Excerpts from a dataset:
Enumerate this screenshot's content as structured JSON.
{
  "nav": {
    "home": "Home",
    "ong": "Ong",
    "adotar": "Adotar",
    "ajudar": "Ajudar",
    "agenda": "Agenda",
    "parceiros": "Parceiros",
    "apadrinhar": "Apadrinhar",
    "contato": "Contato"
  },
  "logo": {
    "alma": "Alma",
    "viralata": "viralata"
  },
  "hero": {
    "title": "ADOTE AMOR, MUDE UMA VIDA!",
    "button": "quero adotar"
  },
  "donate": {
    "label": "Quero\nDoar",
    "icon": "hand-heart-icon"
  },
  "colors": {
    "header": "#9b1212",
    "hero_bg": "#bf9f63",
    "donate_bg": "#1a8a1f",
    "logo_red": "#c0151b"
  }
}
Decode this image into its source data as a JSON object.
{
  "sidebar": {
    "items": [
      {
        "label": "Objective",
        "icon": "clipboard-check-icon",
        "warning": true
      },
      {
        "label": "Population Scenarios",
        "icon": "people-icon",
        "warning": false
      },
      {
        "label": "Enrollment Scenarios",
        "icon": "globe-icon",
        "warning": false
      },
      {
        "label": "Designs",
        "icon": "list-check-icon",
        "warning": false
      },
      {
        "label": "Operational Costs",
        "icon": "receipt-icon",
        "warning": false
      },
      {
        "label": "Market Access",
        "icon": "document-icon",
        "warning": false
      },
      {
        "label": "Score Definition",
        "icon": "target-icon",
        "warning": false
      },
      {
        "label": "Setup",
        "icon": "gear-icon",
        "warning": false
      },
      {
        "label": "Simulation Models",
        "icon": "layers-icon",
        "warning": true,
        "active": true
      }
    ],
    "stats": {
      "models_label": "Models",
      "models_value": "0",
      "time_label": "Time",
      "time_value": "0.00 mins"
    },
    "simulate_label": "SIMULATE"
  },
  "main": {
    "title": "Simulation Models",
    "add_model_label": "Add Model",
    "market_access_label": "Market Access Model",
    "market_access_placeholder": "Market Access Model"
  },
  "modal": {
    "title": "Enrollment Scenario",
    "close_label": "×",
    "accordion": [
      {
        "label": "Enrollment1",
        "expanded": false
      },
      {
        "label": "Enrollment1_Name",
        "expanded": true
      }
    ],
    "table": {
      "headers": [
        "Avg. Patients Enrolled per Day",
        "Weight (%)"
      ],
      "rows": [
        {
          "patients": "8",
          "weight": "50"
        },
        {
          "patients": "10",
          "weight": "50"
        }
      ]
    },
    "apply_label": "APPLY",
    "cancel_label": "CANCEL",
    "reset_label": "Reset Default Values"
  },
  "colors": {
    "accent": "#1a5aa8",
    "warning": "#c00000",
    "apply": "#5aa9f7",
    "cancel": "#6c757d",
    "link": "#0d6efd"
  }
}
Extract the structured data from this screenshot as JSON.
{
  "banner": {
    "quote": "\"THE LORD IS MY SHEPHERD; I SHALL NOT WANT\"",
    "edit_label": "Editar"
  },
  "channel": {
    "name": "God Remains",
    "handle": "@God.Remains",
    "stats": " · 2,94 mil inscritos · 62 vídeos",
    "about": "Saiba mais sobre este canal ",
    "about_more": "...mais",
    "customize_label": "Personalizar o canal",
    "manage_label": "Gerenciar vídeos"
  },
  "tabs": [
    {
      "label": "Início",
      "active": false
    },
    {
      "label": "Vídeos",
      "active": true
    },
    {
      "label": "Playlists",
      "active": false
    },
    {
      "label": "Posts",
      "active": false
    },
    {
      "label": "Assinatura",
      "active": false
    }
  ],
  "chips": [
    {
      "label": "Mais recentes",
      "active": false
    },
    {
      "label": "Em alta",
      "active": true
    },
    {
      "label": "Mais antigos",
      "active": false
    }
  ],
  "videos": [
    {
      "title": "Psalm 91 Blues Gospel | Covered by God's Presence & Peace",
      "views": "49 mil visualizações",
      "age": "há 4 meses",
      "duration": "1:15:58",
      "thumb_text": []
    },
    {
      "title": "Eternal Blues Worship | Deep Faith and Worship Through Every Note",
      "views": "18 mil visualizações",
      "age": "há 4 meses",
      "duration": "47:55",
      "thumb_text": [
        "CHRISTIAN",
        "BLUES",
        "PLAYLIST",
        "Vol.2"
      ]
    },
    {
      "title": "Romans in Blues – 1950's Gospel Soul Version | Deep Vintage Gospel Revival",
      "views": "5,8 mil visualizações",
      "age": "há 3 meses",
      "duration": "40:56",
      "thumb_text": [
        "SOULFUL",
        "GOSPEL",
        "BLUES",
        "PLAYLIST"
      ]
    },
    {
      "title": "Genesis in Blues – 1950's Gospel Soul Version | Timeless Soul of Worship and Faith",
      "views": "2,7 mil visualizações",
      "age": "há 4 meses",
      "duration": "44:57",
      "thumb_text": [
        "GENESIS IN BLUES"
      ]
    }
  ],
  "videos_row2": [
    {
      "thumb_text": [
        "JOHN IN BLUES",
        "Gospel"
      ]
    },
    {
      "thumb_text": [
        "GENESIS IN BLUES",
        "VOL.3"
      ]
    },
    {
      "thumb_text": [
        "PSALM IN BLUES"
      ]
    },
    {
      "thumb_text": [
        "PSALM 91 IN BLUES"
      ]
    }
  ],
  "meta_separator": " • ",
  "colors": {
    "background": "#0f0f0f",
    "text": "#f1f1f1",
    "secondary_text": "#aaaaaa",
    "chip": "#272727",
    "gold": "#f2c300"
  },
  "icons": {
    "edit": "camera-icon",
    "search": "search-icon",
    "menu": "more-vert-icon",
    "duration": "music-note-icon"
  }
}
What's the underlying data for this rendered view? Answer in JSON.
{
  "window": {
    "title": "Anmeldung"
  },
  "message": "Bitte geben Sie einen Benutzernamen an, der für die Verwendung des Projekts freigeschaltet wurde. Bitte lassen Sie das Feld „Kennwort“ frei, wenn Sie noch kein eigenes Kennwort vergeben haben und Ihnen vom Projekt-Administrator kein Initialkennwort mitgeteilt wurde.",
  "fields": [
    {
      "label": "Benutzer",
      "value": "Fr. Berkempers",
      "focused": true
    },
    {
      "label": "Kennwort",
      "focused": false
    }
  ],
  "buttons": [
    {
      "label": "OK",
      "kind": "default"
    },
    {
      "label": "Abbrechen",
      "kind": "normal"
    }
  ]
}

What needs to be done: From the records, copy out each line that includes the string "this".

Reply:
Enumerate this screenshot's content as structured JSON.
Decode this image into its source data as a JSON object.
Extract the structured data from this screenshot as JSON.
What's the underlying data for this rendered view? Answer in JSON.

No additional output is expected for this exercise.